Track down each line that has the word "Kjærlighed" and copy it.

== == ==

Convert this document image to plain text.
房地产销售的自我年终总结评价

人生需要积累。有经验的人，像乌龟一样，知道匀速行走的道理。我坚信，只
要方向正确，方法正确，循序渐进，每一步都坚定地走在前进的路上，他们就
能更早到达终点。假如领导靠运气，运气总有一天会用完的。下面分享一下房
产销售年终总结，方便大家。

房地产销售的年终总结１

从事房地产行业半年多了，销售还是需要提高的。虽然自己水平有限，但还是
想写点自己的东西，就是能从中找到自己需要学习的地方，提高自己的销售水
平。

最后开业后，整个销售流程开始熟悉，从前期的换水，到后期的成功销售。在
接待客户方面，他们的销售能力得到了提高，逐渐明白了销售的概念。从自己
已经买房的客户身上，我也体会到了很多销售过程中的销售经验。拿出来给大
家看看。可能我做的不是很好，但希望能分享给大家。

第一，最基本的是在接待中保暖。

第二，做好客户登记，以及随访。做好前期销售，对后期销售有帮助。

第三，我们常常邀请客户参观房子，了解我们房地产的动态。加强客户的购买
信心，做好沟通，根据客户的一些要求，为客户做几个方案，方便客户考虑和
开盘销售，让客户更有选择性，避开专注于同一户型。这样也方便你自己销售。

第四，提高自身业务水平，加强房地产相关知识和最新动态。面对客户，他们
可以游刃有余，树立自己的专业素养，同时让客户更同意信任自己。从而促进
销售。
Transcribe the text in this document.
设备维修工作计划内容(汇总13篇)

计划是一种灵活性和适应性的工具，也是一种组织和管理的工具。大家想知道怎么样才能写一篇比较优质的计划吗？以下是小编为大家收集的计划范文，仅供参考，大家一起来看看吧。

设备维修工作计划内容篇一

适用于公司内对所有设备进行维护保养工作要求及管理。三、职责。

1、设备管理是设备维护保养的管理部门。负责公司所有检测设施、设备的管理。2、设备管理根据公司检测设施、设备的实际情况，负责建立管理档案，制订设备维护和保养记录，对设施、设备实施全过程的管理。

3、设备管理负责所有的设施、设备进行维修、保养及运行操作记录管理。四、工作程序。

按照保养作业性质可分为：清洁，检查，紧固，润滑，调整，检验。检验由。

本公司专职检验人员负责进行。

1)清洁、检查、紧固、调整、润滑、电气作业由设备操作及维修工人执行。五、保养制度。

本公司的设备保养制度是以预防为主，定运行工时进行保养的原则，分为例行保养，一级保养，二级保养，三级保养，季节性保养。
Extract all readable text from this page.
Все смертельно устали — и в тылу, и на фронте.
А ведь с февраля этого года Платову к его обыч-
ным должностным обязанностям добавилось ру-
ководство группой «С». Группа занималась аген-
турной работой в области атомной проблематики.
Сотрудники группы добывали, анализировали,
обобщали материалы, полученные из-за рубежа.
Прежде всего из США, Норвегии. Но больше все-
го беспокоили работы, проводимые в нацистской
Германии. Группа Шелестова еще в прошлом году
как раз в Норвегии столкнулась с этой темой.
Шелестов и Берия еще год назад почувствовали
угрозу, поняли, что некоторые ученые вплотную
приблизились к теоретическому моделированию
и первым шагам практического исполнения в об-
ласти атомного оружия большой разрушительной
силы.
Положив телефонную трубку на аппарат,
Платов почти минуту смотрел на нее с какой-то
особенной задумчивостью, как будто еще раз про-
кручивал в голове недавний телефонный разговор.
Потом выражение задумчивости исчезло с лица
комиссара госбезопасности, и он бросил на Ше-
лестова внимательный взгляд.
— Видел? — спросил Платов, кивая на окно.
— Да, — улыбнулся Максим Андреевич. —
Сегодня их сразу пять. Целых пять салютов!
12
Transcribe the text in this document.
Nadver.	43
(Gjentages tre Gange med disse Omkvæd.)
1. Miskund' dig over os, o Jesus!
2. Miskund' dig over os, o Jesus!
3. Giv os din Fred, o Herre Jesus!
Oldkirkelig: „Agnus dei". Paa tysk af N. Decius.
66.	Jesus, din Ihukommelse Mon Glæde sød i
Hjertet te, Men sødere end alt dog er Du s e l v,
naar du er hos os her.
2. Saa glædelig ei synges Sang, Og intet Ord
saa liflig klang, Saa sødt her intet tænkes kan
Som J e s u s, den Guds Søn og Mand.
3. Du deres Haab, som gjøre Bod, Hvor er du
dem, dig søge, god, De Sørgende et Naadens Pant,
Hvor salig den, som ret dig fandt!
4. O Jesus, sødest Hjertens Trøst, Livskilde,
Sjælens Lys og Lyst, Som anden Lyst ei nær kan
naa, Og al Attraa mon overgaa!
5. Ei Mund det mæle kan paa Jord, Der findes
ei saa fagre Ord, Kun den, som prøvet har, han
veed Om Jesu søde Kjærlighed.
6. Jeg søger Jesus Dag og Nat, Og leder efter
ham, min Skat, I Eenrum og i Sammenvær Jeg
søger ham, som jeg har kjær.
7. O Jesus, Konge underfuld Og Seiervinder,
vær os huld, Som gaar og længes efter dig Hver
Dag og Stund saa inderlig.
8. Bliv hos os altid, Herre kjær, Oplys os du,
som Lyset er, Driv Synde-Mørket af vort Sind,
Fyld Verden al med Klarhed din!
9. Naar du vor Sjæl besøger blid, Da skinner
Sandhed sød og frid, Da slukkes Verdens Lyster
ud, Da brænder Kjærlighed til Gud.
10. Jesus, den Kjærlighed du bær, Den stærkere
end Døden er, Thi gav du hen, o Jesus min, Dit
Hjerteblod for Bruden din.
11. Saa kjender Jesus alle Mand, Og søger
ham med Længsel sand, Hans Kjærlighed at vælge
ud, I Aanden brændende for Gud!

== == ==

▶ SOLUTION FOR THIS EXERCISE:
veed Om Jesu søde Kjærlighed.
ud, Da brænder Kjærlighed til Gud.
10. Jesus, den Kjærlighed du bær, Den stærkere
ham med Længsel sand, Hans Kjærlighed at vælge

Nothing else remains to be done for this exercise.